— What the task asks —
Retype all the entries word for word, but omit the pictures.

※

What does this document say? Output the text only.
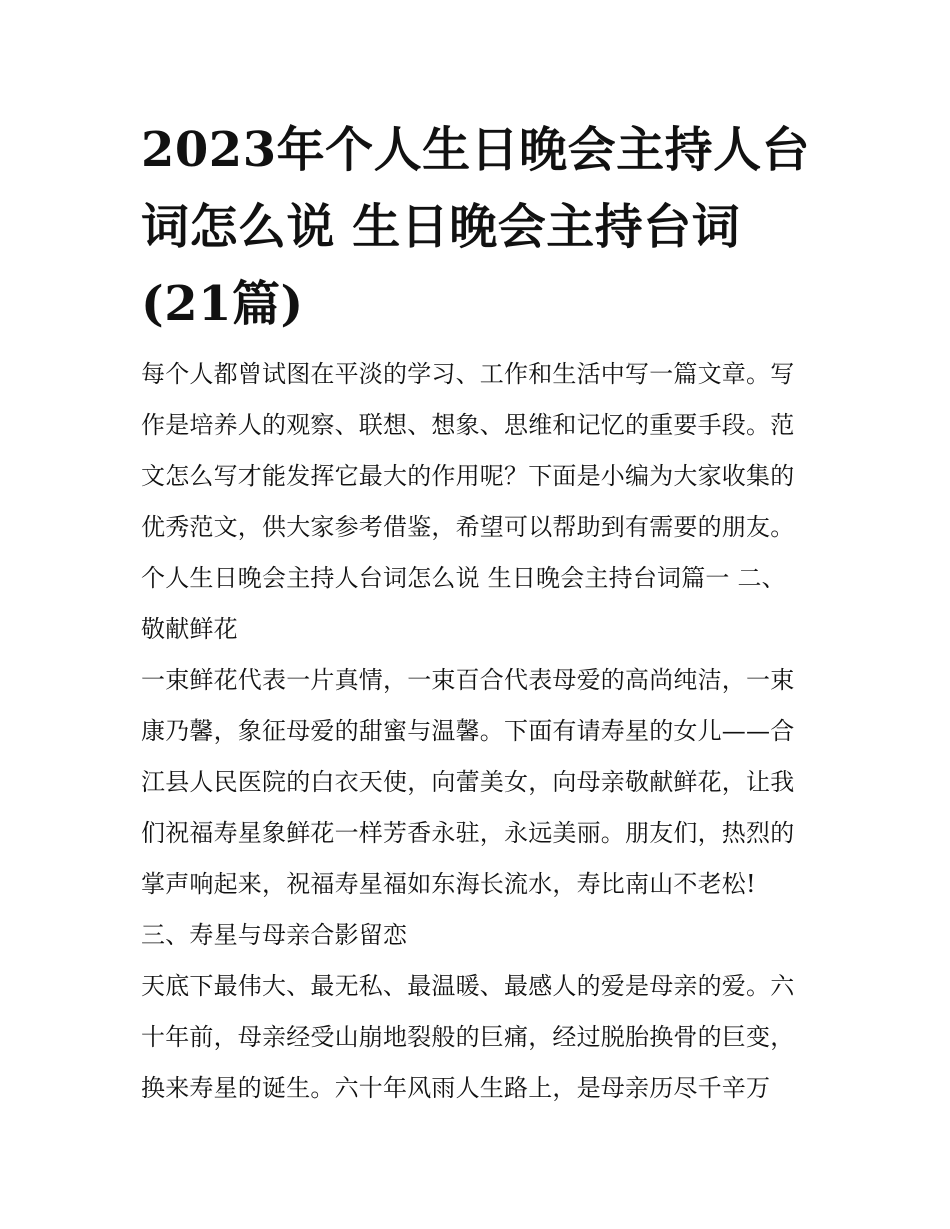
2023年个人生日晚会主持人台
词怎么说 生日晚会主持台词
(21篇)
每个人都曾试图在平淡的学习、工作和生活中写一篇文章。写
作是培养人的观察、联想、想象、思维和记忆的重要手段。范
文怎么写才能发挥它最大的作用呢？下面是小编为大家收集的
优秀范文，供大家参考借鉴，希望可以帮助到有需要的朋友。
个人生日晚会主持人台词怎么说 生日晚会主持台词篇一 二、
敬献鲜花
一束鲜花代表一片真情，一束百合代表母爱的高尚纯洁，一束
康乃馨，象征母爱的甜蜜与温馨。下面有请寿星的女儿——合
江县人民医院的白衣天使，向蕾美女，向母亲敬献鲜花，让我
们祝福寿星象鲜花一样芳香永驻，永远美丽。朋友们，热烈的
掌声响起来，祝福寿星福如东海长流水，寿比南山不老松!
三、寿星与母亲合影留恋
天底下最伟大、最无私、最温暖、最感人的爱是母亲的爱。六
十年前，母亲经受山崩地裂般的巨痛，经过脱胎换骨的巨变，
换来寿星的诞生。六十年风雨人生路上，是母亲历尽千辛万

※

— In response —
What does this document say? Output the text only.
2023年个人生日晚会主持人台
词怎么说 生日晚会主持台词
(21篇)
每个人都曾试图在平淡的学习、工作和生活中写一篇文章。写
作是培养人的观察、联想、想象、思维和记忆的重要手段。范
文怎么写才能发挥它最大的作用呢？下面是小编为大家收集的
优秀范文，供大家参考借鉴，希望可以帮助到有需要的朋友。
个人生日晚会主持人台词怎么说 生日晚会主持台词篇一 二、
敬献鲜花
一束鲜花代表一片真情，一束百合代表母爱的高尚纯洁，一束
康乃馨，象征母爱的甜蜜与温馨。下面有请寿星的女儿——合
江县人民医院的白衣天使，向蕾美女，向母亲敬献鲜花，让我
们祝福寿星象鲜花一样芳香永驻，永远美丽。朋友们，热烈的
掌声响起来，祝福寿星福如东海长流水，寿比南山不老松!
三、寿星与母亲合影留恋
天底下最伟大、最无私、最温暖、最感人的爱是母亲的爱。六
十年前，母亲经受山崩地裂般的巨痛，经过脱胎换骨的巨变，
换来寿星的诞生。六十年风雨人生路上，是母亲历尽千辛万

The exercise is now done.